▸ **Data supplied**
* Start *
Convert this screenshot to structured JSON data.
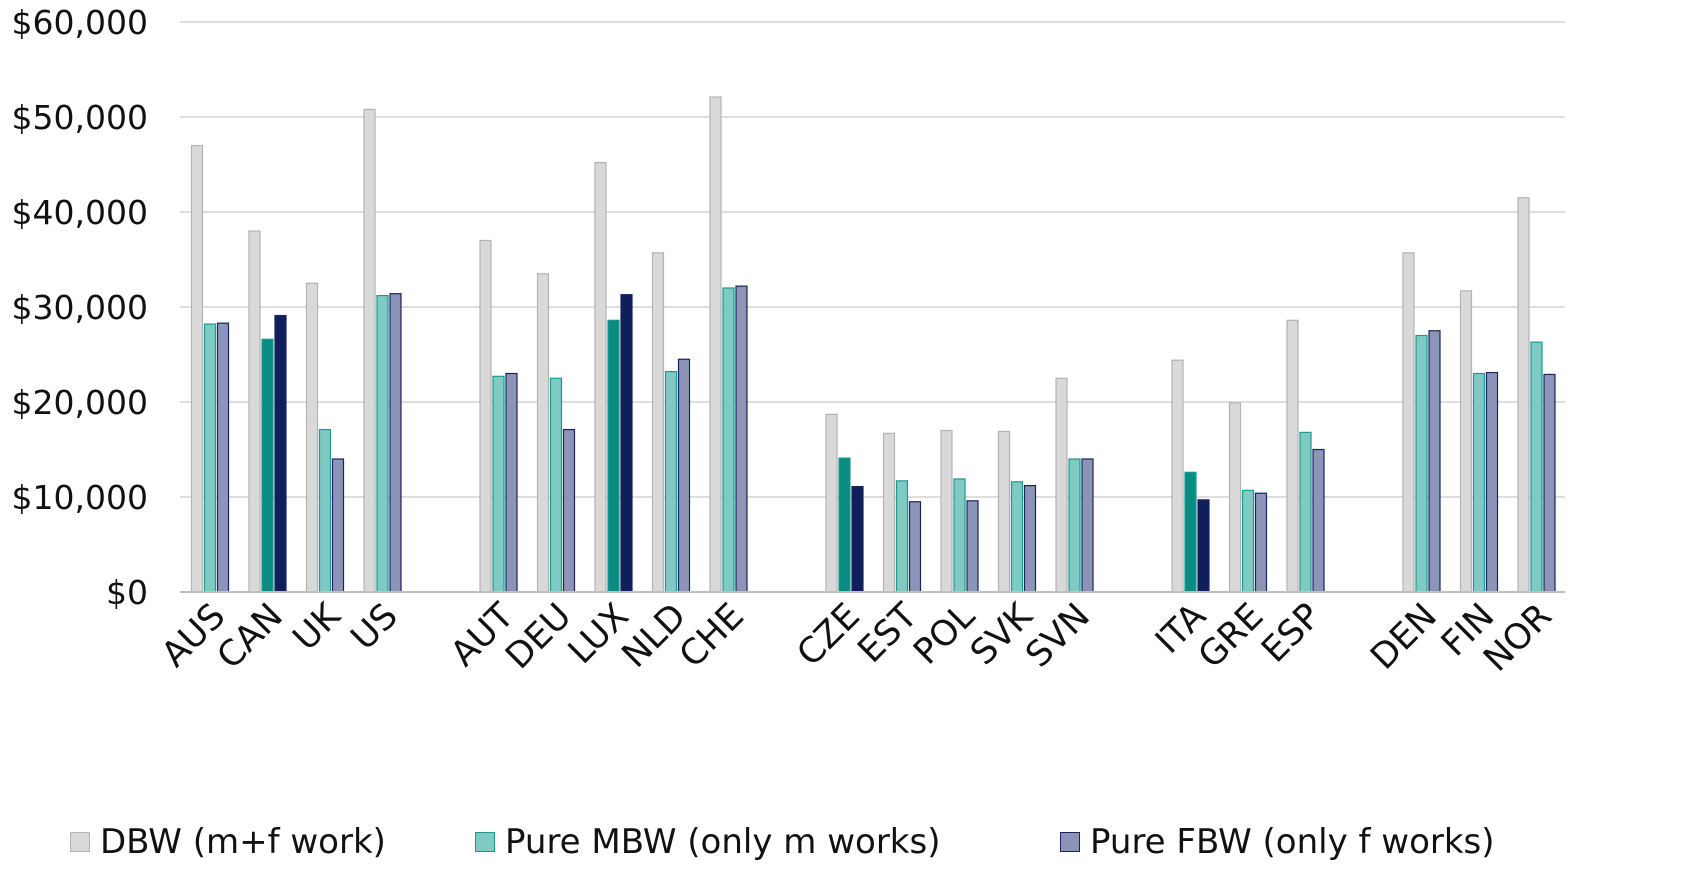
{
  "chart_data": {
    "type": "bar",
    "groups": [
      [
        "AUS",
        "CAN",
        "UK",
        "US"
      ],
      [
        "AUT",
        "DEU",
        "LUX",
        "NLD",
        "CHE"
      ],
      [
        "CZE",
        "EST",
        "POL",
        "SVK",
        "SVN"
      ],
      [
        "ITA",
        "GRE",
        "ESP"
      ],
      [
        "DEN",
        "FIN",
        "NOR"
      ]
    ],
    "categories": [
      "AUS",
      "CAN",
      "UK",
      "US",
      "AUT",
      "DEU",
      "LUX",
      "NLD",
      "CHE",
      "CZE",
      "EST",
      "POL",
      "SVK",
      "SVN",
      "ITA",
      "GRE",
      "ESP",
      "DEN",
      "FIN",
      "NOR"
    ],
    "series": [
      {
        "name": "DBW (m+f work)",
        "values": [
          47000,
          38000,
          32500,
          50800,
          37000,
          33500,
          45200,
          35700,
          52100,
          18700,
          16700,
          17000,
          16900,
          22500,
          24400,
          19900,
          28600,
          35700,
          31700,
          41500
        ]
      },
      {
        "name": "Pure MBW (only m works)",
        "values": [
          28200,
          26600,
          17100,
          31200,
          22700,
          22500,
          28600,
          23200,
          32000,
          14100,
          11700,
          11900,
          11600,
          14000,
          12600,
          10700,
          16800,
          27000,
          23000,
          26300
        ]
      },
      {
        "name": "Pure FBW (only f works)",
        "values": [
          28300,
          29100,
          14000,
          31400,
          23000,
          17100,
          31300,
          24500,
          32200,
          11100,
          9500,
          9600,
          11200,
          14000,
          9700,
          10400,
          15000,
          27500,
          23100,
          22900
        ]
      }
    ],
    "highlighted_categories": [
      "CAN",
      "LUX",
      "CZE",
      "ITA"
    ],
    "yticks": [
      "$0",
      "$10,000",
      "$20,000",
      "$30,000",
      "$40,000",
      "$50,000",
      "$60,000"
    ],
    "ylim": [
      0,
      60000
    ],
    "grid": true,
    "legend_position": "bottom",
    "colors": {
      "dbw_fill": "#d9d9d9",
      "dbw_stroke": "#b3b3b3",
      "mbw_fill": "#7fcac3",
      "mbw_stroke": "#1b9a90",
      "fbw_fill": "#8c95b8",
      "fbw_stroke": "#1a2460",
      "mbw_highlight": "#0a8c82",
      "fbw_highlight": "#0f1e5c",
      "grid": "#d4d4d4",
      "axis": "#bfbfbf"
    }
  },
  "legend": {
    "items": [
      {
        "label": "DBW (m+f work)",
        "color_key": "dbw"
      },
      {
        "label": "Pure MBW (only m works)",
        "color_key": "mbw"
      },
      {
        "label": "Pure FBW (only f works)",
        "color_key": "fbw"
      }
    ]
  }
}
* End *
▸ **Prompt**
Which lines include "Pure"? Copy each of them out.

▸ **Answer for this exercise**
        "name": "Pure MBW (only m works)",
        "name": "Pure FBW (only f works)",
        "label": "Pure MBW (only m works)",
        "label": "Pure FBW (only f works)",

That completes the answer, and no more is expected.